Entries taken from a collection

* * * * * * * * *

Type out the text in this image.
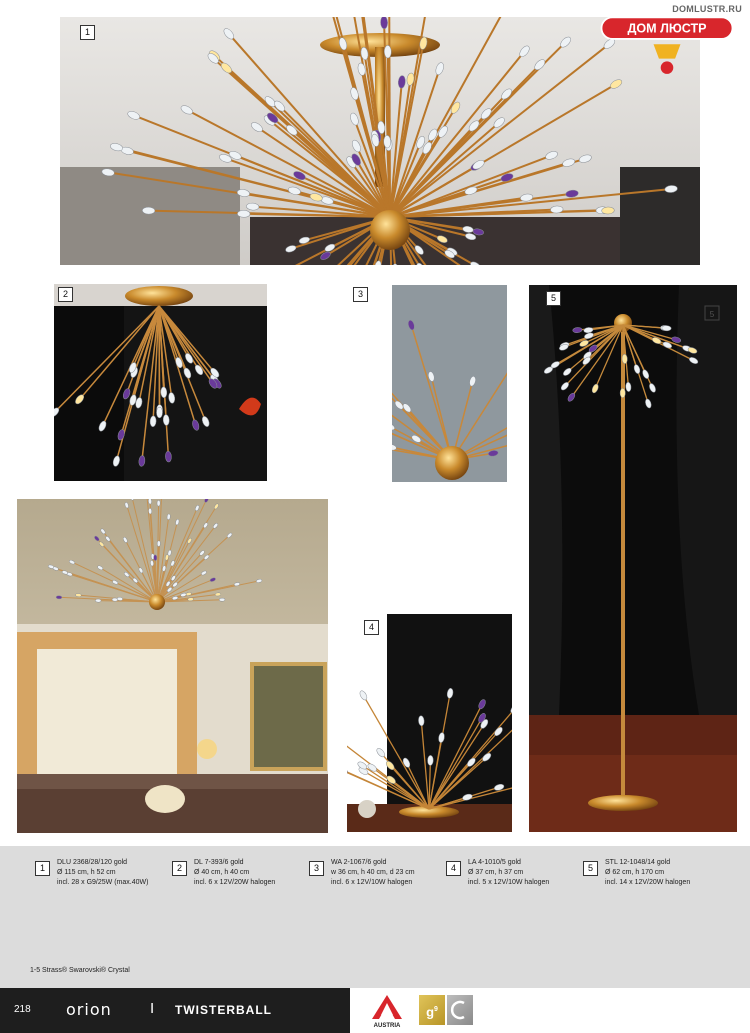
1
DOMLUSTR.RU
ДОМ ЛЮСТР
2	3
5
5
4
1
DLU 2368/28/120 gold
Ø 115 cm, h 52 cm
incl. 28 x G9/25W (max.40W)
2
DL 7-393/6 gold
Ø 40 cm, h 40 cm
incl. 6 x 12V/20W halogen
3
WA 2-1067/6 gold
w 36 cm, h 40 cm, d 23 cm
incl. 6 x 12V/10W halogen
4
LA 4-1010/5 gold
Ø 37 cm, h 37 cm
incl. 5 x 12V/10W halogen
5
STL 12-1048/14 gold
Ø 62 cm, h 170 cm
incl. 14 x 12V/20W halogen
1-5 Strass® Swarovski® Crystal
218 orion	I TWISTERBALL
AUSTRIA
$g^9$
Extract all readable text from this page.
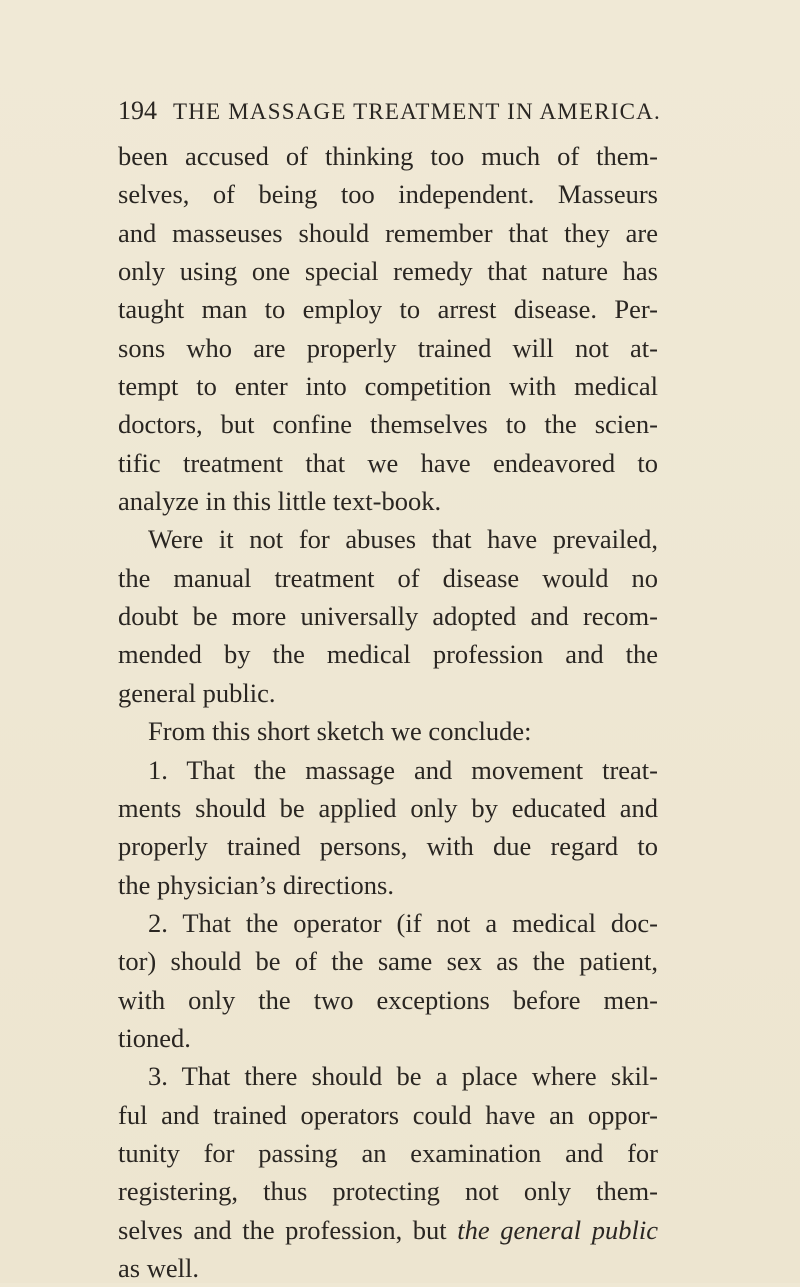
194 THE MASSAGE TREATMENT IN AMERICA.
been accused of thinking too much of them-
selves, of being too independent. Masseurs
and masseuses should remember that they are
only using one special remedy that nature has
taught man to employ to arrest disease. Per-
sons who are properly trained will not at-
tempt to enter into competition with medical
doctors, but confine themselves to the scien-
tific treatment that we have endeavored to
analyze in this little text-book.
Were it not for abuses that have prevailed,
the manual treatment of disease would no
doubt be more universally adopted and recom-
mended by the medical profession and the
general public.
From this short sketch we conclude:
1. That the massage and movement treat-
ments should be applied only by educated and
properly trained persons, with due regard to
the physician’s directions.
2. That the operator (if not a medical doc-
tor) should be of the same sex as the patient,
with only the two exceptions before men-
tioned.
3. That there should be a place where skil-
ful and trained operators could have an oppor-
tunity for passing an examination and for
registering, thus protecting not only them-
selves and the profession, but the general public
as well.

* * * * * * * * *

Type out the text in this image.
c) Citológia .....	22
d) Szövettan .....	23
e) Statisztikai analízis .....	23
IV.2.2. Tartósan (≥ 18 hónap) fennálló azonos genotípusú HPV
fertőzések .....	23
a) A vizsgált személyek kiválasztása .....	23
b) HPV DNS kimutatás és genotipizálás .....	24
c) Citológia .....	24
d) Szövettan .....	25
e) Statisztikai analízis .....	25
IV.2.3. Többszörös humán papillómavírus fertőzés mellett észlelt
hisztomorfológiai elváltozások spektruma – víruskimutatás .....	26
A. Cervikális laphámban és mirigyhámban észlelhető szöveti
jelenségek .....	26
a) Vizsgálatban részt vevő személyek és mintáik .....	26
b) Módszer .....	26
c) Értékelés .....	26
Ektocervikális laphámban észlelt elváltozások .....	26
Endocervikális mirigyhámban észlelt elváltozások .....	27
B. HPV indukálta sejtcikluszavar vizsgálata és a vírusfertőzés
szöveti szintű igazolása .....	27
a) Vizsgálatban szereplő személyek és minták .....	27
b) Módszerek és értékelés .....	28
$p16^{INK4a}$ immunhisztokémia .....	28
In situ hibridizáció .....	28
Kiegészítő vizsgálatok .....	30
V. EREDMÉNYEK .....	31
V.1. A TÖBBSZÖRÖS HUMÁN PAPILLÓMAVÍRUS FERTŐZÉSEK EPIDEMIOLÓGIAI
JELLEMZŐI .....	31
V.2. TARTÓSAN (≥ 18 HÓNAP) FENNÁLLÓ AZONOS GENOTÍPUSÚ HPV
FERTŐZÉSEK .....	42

* * * * * * * * *

**Task details**
Give only the number of lines in the data that hold the word "disease".

**Response**
2